▸ **Task objective**: Copy the material below word for word, from its first line through the line that contains "sort-updown-icon[interactable]: ▲ ▼ xyxy=(562,126,570,140)", with both of those lines included.

BEGIN Extracted data

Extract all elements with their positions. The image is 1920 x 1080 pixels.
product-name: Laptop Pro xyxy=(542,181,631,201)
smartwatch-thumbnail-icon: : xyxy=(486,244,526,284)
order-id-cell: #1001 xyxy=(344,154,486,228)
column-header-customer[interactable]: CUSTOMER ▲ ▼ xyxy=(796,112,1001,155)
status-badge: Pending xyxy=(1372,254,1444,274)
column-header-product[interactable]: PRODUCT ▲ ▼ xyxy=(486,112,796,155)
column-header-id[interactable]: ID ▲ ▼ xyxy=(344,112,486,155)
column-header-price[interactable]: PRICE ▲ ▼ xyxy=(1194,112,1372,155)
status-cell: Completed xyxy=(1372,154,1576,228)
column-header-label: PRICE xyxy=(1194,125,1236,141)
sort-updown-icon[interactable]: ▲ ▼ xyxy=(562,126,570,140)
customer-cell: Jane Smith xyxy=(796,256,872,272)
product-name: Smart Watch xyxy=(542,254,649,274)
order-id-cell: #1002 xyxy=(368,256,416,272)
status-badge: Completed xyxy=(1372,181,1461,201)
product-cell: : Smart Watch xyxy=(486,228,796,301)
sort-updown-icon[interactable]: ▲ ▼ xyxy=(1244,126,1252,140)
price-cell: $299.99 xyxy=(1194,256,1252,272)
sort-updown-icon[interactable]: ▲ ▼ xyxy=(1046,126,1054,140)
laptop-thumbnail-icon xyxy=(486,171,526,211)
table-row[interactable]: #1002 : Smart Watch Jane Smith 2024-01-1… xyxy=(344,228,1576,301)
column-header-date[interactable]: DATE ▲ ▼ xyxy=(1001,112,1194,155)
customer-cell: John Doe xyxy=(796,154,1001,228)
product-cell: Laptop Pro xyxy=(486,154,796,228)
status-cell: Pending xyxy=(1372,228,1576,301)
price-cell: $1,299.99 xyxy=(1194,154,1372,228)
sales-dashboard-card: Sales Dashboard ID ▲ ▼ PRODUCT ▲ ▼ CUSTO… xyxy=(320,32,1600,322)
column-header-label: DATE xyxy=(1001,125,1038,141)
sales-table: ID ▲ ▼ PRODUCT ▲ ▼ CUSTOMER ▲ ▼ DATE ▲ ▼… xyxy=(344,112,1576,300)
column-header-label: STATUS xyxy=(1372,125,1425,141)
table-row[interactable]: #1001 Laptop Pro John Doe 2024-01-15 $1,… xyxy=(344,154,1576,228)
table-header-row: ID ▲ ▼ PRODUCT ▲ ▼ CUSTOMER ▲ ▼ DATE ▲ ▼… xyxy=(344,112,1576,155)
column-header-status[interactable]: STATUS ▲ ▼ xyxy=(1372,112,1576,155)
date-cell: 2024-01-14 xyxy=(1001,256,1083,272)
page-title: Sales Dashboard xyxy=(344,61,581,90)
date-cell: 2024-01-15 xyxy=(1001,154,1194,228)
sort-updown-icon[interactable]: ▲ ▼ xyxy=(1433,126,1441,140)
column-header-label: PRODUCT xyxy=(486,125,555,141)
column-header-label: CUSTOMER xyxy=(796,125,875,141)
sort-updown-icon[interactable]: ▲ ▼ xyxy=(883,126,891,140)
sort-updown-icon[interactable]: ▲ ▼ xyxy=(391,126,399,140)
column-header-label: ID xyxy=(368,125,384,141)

END Extracted data

▸ **The result**:
Extract all elements with their positions. The image is 1920 x 1080 pixels.
product-name: Laptop Pro xyxy=(542,181,631,201)
smartwatch-thumbnail-icon: : xyxy=(486,244,526,284)
order-id-cell: #1001 xyxy=(344,154,486,228)
column-header-customer[interactable]: CUSTOMER ▲ ▼ xyxy=(796,112,1001,155)
status-badge: Pending xyxy=(1372,254,1444,274)
column-header-product[interactable]: PRODUCT ▲ ▼ xyxy=(486,112,796,155)
column-header-id[interactable]: ID ▲ ▼ xyxy=(344,112,486,155)
column-header-price[interactable]: PRICE ▲ ▼ xyxy=(1194,112,1372,155)
status-cell: Completed xyxy=(1372,154,1576,228)
column-header-label: PRICE xyxy=(1194,125,1236,141)
sort-updown-icon[interactable]: ▲ ▼ xyxy=(562,126,570,140)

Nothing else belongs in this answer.